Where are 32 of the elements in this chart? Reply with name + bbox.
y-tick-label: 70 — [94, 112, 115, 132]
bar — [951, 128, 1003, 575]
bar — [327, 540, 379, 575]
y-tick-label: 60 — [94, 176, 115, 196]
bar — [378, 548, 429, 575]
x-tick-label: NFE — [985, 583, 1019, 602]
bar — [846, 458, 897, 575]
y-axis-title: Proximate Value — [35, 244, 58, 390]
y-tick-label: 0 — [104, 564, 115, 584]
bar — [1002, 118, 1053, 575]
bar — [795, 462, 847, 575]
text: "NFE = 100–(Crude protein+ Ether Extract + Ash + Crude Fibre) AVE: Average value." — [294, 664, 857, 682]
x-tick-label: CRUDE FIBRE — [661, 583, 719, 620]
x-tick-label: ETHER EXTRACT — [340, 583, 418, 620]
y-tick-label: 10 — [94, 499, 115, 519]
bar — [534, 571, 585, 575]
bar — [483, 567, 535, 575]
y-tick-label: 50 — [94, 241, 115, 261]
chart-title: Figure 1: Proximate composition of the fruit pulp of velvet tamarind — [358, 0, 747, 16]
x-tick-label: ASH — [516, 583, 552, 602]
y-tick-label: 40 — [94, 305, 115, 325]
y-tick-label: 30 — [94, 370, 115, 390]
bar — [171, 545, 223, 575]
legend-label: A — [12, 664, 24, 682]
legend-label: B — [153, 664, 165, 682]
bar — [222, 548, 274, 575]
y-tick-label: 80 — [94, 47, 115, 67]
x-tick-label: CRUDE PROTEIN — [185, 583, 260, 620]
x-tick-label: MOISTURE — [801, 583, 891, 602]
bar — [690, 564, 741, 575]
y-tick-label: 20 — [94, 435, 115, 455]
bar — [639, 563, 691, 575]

━━━━━━━━━━━━━━━━

◆ WORK TO COMPLETE: All of the data above should be reproduced word for word.

◆ ANSWER SECTION:
Where are 32 of the elements in this chart? Reply with name + bbox.
y-tick-label: 70 — [94, 112, 115, 132]
bar — [951, 128, 1003, 575]
bar — [327, 540, 379, 575]
y-tick-label: 60 — [94, 176, 115, 196]
bar — [378, 548, 429, 575]
x-tick-label: NFE — [985, 583, 1019, 602]
bar — [846, 458, 897, 575]
y-axis-title: Proximate Value — [35, 244, 58, 390]
y-tick-label: 0 — [104, 564, 115, 584]
bar — [1002, 118, 1053, 575]
bar — [795, 462, 847, 575]
text: "NFE = 100–(Crude protein+ Ether Extract + Ash + Crude Fibre) AVE: Average value." — [294, 664, 857, 682]
x-tick-label: CRUDE FIBRE — [661, 583, 719, 620]
x-tick-label: ETHER EXTRACT — [340, 583, 418, 620]
y-tick-label: 10 — [94, 499, 115, 519]
bar — [534, 571, 585, 575]
bar — [483, 567, 535, 575]
y-tick-label: 50 — [94, 241, 115, 261]
chart-title: Figure 1: Proximate composition of the fruit pulp of velvet tamarind — [358, 0, 747, 16]
x-tick-label: ASH — [516, 583, 552, 602]
y-tick-label: 40 — [94, 305, 115, 325]
y-tick-label: 30 — [94, 370, 115, 390]
bar — [171, 545, 223, 575]
legend-label: A — [12, 664, 24, 682]
legend-label: B — [153, 664, 165, 682]
bar — [222, 548, 274, 575]
y-tick-label: 80 — [94, 47, 115, 67]
x-tick-label: CRUDE PROTEIN — [185, 583, 260, 620]
x-tick-label: MOISTURE — [801, 583, 891, 602]
bar — [690, 564, 741, 575]
y-tick-label: 20 — [94, 435, 115, 455]
bar — [639, 563, 691, 575]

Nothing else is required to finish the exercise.